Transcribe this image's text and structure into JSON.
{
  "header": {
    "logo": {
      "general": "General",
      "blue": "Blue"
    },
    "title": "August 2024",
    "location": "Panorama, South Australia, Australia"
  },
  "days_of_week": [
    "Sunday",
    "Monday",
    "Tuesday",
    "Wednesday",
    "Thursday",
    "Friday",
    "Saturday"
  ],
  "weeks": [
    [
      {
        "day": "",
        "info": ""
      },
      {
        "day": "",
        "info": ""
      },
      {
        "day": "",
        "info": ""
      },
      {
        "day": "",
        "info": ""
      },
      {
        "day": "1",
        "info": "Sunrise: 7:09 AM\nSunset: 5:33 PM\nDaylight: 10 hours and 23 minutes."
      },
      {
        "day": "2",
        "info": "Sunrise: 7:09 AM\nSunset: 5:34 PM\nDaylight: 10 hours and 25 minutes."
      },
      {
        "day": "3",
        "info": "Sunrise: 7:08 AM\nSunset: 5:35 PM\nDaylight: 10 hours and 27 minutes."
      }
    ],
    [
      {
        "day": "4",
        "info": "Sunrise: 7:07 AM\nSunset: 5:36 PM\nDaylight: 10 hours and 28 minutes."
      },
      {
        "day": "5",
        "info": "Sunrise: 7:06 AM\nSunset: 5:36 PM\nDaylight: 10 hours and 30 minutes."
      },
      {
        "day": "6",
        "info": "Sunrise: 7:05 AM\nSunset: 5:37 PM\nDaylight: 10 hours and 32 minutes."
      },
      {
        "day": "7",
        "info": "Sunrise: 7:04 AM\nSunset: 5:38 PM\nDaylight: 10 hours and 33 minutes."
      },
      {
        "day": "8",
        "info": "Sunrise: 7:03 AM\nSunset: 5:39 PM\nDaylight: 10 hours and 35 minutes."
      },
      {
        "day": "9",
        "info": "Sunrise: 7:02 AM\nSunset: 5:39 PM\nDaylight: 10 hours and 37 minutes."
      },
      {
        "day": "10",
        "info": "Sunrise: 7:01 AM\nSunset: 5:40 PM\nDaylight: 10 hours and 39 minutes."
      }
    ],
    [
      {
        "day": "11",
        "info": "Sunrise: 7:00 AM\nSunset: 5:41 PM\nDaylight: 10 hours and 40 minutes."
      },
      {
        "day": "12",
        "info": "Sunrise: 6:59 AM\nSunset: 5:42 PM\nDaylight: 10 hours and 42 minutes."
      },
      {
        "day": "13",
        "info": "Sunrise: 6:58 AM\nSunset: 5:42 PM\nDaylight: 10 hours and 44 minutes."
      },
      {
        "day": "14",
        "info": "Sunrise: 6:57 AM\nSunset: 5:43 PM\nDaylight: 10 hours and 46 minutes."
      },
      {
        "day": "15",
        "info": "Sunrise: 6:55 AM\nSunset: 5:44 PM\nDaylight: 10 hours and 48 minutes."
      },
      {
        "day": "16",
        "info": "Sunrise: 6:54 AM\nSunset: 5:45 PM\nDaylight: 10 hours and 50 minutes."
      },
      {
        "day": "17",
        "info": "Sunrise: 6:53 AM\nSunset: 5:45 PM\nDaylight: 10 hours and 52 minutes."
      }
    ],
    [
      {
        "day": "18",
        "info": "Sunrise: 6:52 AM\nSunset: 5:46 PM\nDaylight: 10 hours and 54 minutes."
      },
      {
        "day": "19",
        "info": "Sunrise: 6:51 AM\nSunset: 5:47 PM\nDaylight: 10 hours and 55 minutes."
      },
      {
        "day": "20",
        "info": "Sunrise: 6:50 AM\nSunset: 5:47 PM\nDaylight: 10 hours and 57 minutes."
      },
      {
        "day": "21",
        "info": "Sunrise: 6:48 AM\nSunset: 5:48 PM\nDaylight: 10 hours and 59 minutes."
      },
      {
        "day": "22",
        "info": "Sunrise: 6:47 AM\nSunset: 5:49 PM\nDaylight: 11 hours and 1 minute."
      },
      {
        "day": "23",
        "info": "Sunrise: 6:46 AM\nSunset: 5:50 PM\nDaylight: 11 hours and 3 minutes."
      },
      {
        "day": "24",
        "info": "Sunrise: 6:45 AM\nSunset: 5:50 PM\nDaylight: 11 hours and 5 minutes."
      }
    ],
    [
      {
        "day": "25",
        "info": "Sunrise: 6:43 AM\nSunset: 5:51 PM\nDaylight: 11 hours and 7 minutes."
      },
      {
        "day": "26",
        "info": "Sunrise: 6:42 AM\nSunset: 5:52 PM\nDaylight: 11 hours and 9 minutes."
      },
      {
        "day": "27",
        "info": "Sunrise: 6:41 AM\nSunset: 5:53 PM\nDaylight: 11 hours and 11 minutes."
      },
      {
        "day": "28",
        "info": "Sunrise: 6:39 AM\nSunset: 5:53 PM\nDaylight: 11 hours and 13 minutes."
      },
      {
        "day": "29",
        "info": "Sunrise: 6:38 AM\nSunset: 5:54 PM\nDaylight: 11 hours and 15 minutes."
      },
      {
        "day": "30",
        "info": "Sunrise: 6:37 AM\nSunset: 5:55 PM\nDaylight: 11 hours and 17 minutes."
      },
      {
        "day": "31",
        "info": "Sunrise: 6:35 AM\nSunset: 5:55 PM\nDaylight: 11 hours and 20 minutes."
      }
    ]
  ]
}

::::::

Copy all data exactly, start to finish.

Transcribe this image's text and structure into JSON.
{
  "header": {
    "logo": {
      "general": "General",
      "blue": "Blue"
    },
    "title": "August 2024",
    "location": "Panorama, South Australia, Australia"
  },
  "days_of_week": [
    "Sunday",
    "Monday",
    "Tuesday",
    "Wednesday",
    "Thursday",
    "Friday",
    "Saturday"
  ],
  "weeks": [
    [
      {
        "day": "",
        "info": ""
      },
      {
        "day": "",
        "info": ""
      },
      {
        "day": "",
        "info": ""
      },
      {
        "day": "",
        "info": ""
      },
      {
        "day": "1",
        "info": "Sunrise: 7:09 AM\nSunset: 5:33 PM\nDaylight: 10 hours and 23 minutes."
      },
      {
        "day": "2",
        "info": "Sunrise: 7:09 AM\nSunset: 5:34 PM\nDaylight: 10 hours and 25 minutes."
      },
      {
        "day": "3",
        "info": "Sunrise: 7:08 AM\nSunset: 5:35 PM\nDaylight: 10 hours and 27 minutes."
      }
    ],
    [
      {
        "day": "4",
        "info": "Sunrise: 7:07 AM\nSunset: 5:36 PM\nDaylight: 10 hours and 28 minutes."
      },
      {
        "day": "5",
        "info": "Sunrise: 7:06 AM\nSunset: 5:36 PM\nDaylight: 10 hours and 30 minutes."
      },
      {
        "day": "6",
        "info": "Sunrise: 7:05 AM\nSunset: 5:37 PM\nDaylight: 10 hours and 32 minutes."
      },
      {
        "day": "7",
        "info": "Sunrise: 7:04 AM\nSunset: 5:38 PM\nDaylight: 10 hours and 33 minutes."
      },
      {
        "day": "8",
        "info": "Sunrise: 7:03 AM\nSunset: 5:39 PM\nDaylight: 10 hours and 35 minutes."
      },
      {
        "day": "9",
        "info": "Sunrise: 7:02 AM\nSunset: 5:39 PM\nDaylight: 10 hours and 37 minutes."
      },
      {
        "day": "10",
        "info": "Sunrise: 7:01 AM\nSunset: 5:40 PM\nDaylight: 10 hours and 39 minutes."
      }
    ],
    [
      {
        "day": "11",
        "info": "Sunrise: 7:00 AM\nSunset: 5:41 PM\nDaylight: 10 hours and 40 minutes."
      },
      {
        "day": "12",
        "info": "Sunrise: 6:59 AM\nSunset: 5:42 PM\nDaylight: 10 hours and 42 minutes."
      },
      {
        "day": "13",
        "info": "Sunrise: 6:58 AM\nSunset: 5:42 PM\nDaylight: 10 hours and 44 minutes."
      },
      {
        "day": "14",
        "info": "Sunrise: 6:57 AM\nSunset: 5:43 PM\nDaylight: 10 hours and 46 minutes."
      },
      {
        "day": "15",
        "info": "Sunrise: 6:55 AM\nSunset: 5:44 PM\nDaylight: 10 hours and 48 minutes."
      },
      {
        "day": "16",
        "info": "Sunrise: 6:54 AM\nSunset: 5:45 PM\nDaylight: 10 hours and 50 minutes."
      },
      {
        "day": "17",
        "info": "Sunrise: 6:53 AM\nSunset: 5:45 PM\nDaylight: 10 hours and 52 minutes."
      }
    ],
    [
      {
        "day": "18",
        "info": "Sunrise: 6:52 AM\nSunset: 5:46 PM\nDaylight: 10 hours and 54 minutes."
      },
      {
        "day": "19",
        "info": "Sunrise: 6:51 AM\nSunset: 5:47 PM\nDaylight: 10 hours and 55 minutes."
      },
      {
        "day": "20",
        "info": "Sunrise: 6:50 AM\nSunset: 5:47 PM\nDaylight: 10 hours and 57 minutes."
      },
      {
        "day": "21",
        "info": "Sunrise: 6:48 AM\nSunset: 5:48 PM\nDaylight: 10 hours and 59 minutes."
      },
      {
        "day": "22",
        "info": "Sunrise: 6:47 AM\nSunset: 5:49 PM\nDaylight: 11 hours and 1 minute."
      },
      {
        "day": "23",
        "info": "Sunrise: 6:46 AM\nSunset: 5:50 PM\nDaylight: 11 hours and 3 minutes."
      },
      {
        "day": "24",
        "info": "Sunrise: 6:45 AM\nSunset: 5:50 PM\nDaylight: 11 hours and 5 minutes."
      }
    ],
    [
      {
        "day": "25",
        "info": "Sunrise: 6:43 AM\nSunset: 5:51 PM\nDaylight: 11 hours and 7 minutes."
      },
      {
        "day": "26",
        "info": "Sunrise: 6:42 AM\nSunset: 5:52 PM\nDaylight: 11 hours and 9 minutes."
      },
      {
        "day": "27",
        "info": "Sunrise: 6:41 AM\nSunset: 5:53 PM\nDaylight: 11 hours and 11 minutes."
      },
      {
        "day": "28",
        "info": "Sunrise: 6:39 AM\nSunset: 5:53 PM\nDaylight: 11 hours and 13 minutes."
      },
      {
        "day": "29",
        "info": "Sunrise: 6:38 AM\nSunset: 5:54 PM\nDaylight: 11 hours and 15 minutes."
      },
      {
        "day": "30",
        "info": "Sunrise: 6:37 AM\nSunset: 5:55 PM\nDaylight: 11 hours and 17 minutes."
      },
      {
        "day": "31",
        "info": "Sunrise: 6:35 AM\nSunset: 5:55 PM\nDaylight: 11 hours and 20 minutes."
      }
    ]
  ]
}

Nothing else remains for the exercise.